*What you need to do*. Please turn the lines of the listing from the line with "y-tick-label: 15 xyxy=(27,502,48,523)" through the line with "series-line xyxy=(123,111,515,229)" into a numbered list, skipping any blank lines. Include only those lines.
** Begin Entries shown **
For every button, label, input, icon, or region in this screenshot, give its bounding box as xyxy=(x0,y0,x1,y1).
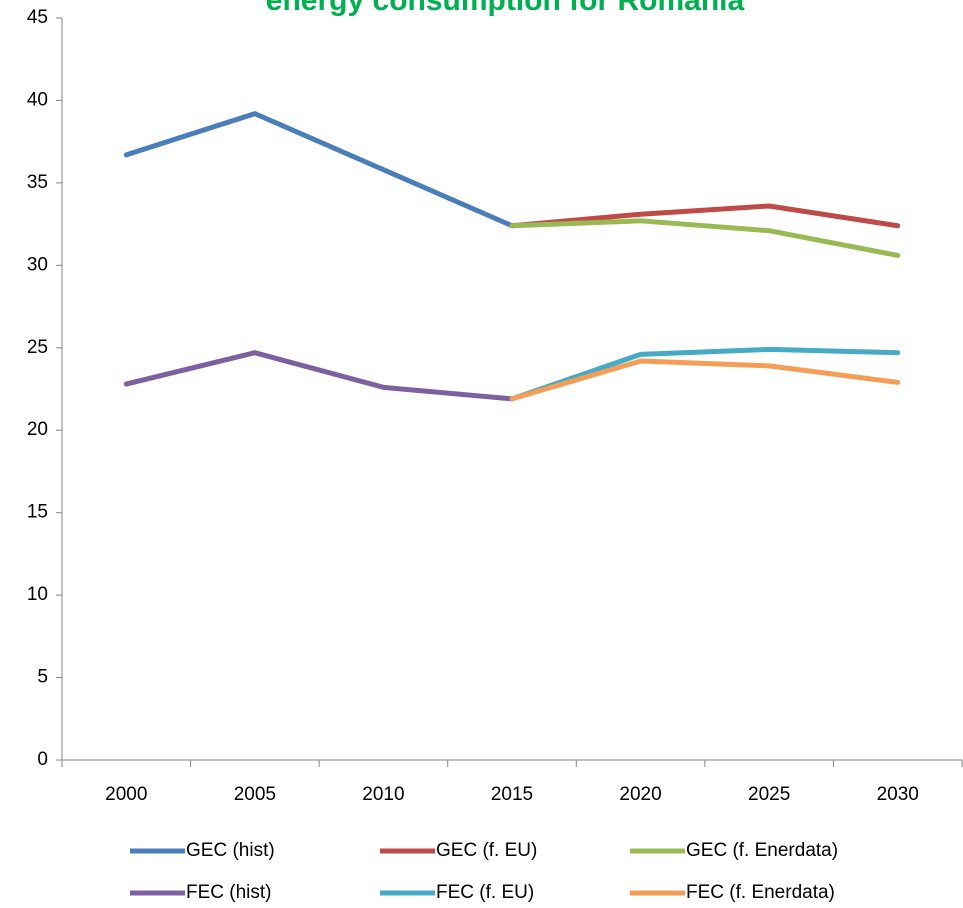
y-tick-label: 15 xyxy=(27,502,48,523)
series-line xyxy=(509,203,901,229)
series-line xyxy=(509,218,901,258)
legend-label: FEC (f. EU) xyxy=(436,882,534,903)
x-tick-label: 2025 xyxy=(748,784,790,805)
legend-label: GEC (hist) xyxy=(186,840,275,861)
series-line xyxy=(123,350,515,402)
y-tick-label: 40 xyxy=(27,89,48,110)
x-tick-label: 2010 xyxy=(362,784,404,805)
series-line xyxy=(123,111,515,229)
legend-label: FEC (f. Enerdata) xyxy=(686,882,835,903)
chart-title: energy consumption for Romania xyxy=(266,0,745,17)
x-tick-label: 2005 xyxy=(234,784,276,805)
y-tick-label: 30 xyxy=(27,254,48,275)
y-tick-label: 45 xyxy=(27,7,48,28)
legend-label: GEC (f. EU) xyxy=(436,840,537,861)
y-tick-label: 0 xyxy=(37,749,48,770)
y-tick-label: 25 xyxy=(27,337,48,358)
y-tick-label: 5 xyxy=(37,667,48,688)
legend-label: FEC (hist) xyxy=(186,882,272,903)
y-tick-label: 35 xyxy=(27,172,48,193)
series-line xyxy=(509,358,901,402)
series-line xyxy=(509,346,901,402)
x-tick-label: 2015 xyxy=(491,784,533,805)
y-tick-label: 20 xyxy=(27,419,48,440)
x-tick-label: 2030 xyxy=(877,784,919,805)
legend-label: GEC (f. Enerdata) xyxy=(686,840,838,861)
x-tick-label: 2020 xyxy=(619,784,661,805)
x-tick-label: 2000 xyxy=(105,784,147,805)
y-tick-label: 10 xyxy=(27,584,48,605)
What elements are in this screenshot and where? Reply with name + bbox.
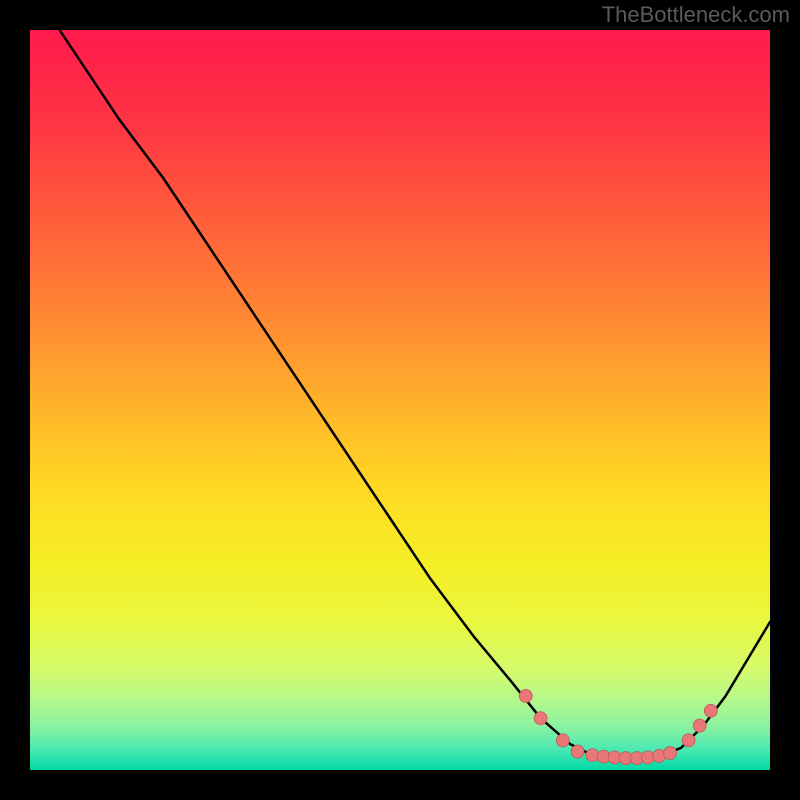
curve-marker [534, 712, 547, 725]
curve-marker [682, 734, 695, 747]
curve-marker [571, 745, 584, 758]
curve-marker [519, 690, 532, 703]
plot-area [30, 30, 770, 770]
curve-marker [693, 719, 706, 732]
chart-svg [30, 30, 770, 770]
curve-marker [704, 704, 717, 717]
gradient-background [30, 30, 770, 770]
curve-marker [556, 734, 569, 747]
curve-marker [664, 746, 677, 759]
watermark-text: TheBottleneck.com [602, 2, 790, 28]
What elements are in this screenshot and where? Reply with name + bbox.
** End Entries shown **
*Exercise output*.
1. y-tick-label: 15 xyxy=(27,502,48,523)
2. series-line xyxy=(509,203,901,229)
3. series-line xyxy=(509,218,901,258)
4. legend-label: FEC (f. EU) xyxy=(436,882,534,903)
5. x-tick-label: 2025 xyxy=(748,784,790,805)
6. legend-label: GEC (hist) xyxy=(186,840,275,861)
7. series-line xyxy=(123,350,515,402)
8. y-tick-label: 40 xyxy=(27,89,48,110)
9. x-tick-label: 2010 xyxy=(362,784,404,805)
10. series-line xyxy=(123,111,515,229)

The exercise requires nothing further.